[Source data]
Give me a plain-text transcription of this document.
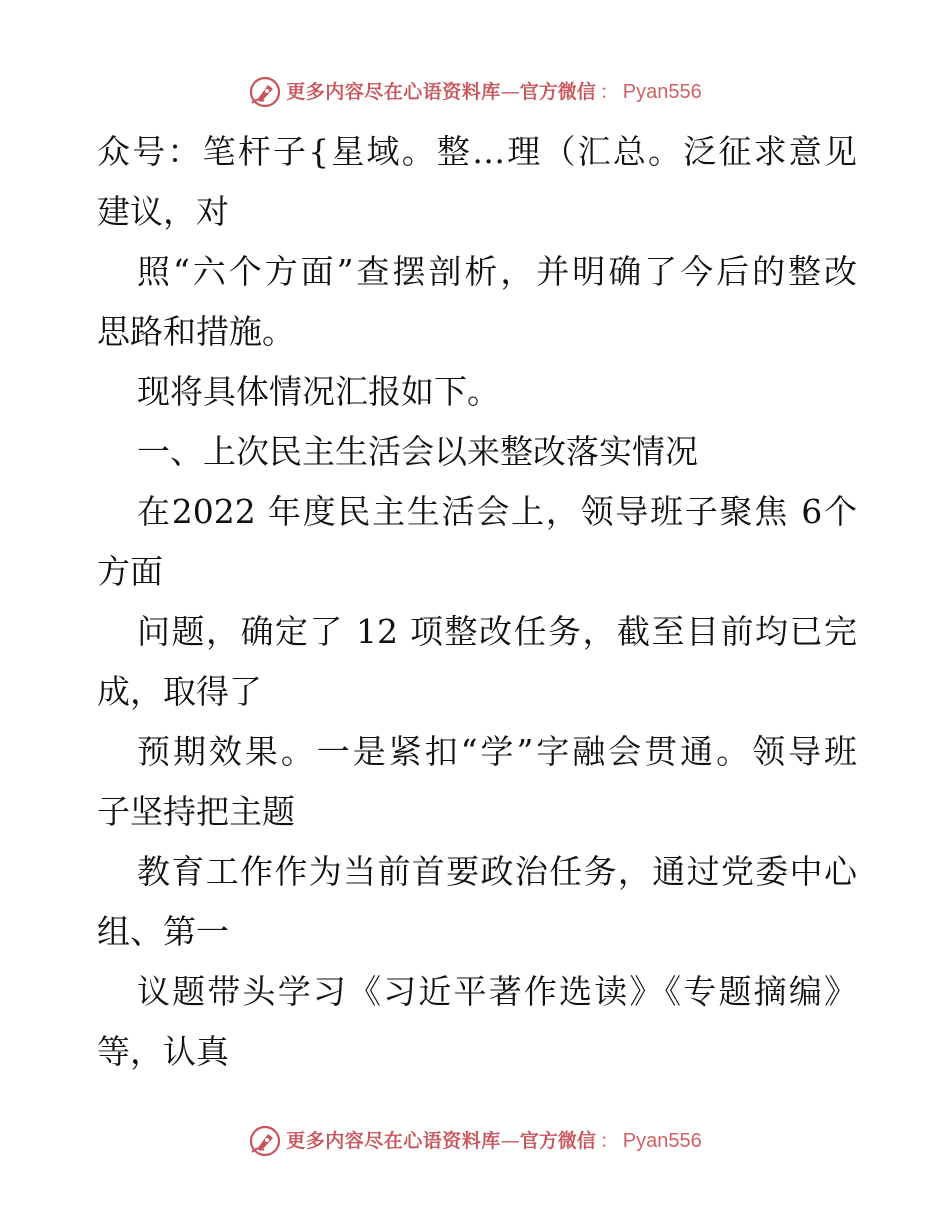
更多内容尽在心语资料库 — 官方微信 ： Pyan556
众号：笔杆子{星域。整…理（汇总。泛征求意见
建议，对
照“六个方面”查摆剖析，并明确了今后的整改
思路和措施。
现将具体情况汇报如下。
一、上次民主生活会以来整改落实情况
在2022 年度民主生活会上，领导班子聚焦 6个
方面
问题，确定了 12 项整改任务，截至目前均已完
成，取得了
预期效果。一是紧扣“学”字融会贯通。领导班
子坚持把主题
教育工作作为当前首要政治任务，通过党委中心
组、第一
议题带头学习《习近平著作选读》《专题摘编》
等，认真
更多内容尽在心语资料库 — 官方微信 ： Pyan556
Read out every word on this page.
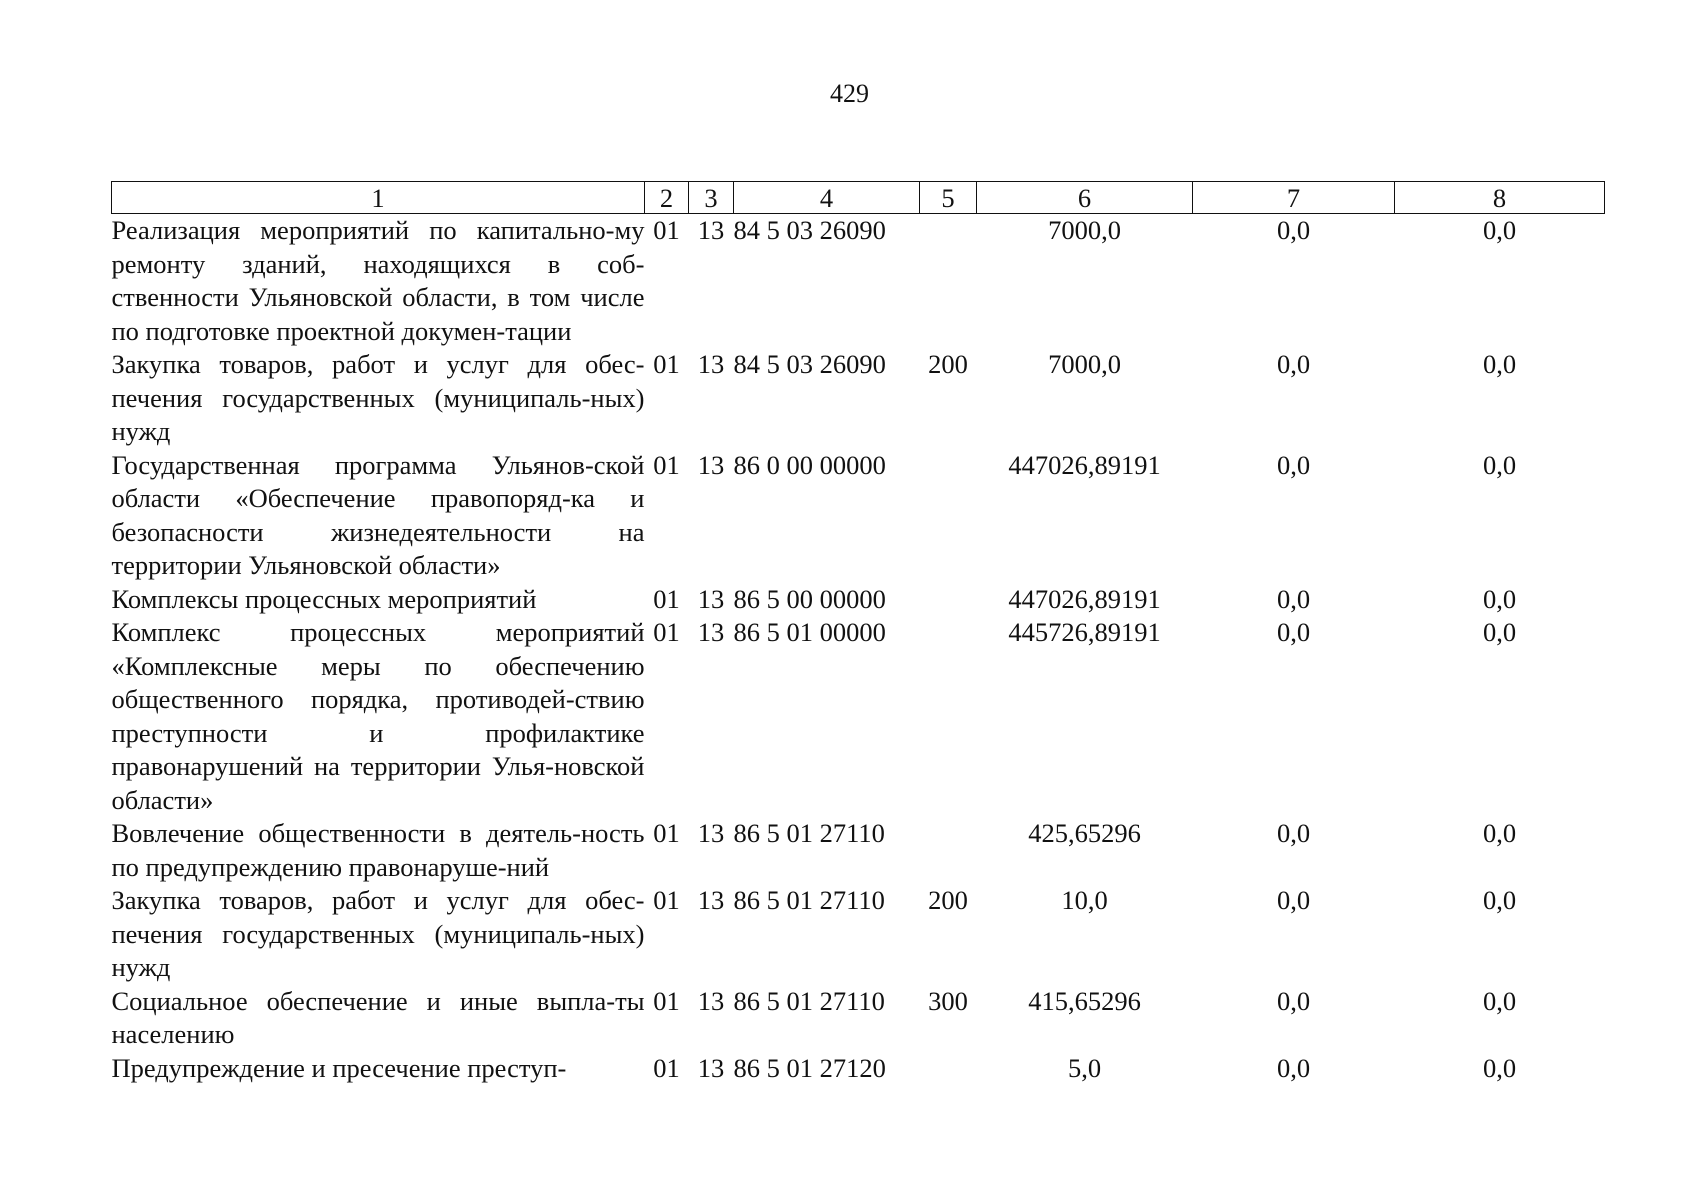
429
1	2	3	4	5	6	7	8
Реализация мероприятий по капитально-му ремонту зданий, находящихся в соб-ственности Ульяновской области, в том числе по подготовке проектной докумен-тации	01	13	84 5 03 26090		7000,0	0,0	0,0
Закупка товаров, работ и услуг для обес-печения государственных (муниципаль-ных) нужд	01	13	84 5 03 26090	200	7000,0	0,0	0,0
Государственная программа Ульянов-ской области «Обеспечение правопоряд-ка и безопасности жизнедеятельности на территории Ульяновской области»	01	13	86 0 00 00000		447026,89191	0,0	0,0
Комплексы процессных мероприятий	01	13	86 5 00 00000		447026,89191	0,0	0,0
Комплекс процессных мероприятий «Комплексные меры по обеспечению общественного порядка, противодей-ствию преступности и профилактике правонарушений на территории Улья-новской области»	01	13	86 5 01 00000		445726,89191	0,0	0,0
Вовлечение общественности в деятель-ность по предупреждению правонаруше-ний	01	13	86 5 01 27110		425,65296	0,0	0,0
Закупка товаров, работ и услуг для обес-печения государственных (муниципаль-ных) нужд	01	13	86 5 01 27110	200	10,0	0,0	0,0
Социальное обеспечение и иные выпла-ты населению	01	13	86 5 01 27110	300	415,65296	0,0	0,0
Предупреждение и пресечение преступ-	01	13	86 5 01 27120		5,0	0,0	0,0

> **Written instruction**
Read through the lines above and collect those that contain the string "работ".

> **Result**
Закупка товаров, работ и услуг для обес-печения государственных (муниципаль-ных) нужд	01	13	84 5 03 26090	200	7000,0	0,0	0,0
Закупка товаров, работ и услуг для обес-печения государственных (муниципаль-ных) нужд	01	13	86 5 01 27110	200	10,0	0,0	0,0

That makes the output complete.